The problem: Lift out each line of the data that holds "resum".

---------------

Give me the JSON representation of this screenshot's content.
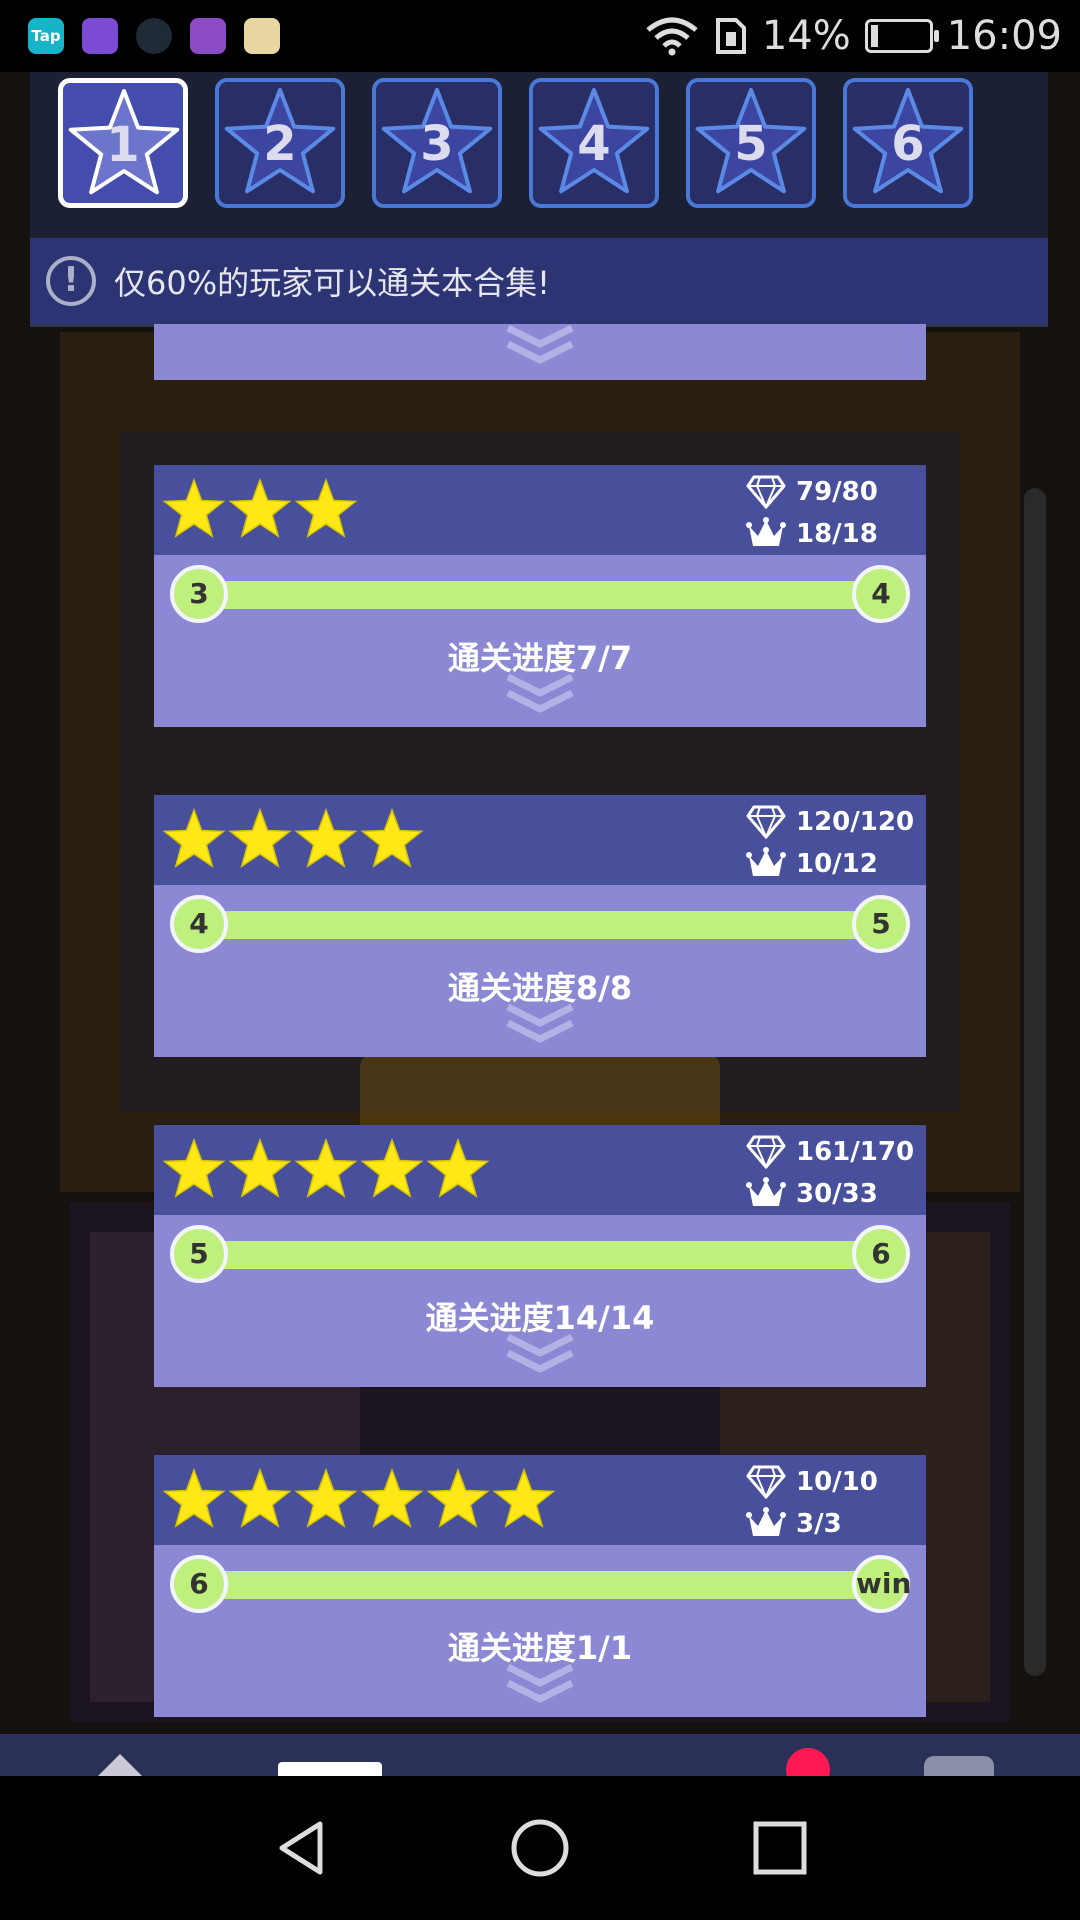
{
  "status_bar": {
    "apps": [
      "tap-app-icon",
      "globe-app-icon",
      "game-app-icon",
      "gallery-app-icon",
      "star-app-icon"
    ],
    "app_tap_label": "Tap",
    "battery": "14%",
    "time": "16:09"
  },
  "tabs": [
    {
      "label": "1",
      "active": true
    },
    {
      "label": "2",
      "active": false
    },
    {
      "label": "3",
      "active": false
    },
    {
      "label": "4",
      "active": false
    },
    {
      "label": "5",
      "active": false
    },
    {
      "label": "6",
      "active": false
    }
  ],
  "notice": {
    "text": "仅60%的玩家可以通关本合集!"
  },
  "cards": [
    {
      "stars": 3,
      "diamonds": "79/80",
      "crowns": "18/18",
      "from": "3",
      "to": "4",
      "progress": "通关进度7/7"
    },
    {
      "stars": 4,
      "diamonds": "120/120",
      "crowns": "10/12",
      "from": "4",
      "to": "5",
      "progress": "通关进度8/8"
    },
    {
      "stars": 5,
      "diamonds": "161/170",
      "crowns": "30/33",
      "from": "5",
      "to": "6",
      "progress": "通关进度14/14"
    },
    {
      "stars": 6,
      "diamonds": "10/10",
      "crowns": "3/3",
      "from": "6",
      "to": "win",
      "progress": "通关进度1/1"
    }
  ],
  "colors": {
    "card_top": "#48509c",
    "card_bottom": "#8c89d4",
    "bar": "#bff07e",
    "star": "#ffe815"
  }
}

---------------

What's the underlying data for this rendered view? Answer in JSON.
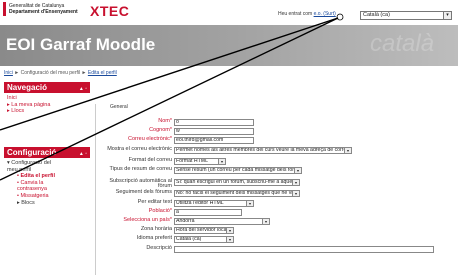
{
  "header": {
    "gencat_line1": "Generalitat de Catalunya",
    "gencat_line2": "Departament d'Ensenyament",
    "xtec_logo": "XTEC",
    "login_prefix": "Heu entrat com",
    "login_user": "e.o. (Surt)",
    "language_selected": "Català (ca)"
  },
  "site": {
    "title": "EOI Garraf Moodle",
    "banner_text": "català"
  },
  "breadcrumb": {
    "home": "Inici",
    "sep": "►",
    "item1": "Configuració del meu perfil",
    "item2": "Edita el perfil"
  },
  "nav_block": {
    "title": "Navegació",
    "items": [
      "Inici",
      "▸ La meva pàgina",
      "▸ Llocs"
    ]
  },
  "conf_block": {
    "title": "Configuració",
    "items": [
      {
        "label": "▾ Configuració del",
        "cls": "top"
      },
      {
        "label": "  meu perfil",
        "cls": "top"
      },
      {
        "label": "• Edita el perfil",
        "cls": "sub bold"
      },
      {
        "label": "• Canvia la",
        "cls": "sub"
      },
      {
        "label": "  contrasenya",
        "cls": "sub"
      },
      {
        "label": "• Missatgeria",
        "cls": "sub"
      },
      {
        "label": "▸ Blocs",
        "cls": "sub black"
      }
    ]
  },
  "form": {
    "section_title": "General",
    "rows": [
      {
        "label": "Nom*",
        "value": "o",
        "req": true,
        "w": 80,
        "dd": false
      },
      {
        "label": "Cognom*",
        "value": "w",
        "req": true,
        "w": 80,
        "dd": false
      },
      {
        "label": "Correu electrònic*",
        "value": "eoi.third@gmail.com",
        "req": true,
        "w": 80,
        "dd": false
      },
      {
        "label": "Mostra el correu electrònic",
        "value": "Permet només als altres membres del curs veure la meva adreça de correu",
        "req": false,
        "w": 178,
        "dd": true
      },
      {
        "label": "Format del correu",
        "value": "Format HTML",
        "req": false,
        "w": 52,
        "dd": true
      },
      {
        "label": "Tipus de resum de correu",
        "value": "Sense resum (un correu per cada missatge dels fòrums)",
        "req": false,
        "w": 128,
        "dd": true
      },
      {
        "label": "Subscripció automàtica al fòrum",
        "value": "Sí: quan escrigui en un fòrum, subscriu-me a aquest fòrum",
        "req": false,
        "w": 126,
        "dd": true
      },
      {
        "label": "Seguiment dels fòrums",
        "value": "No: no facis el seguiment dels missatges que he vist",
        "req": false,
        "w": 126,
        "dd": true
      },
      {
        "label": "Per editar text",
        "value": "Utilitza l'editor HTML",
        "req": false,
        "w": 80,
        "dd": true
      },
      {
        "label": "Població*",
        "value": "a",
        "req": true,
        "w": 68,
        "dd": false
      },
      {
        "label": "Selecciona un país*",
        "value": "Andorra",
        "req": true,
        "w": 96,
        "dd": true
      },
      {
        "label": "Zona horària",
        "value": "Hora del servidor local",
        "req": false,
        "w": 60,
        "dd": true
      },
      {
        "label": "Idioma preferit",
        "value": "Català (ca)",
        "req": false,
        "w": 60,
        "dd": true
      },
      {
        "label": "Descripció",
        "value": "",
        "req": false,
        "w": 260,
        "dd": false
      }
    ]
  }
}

---------------

Worked answer:
        "label": "Tipus de resum de correu",
        "value": "Sense resum (un correu per cada missatge dels fòrums)",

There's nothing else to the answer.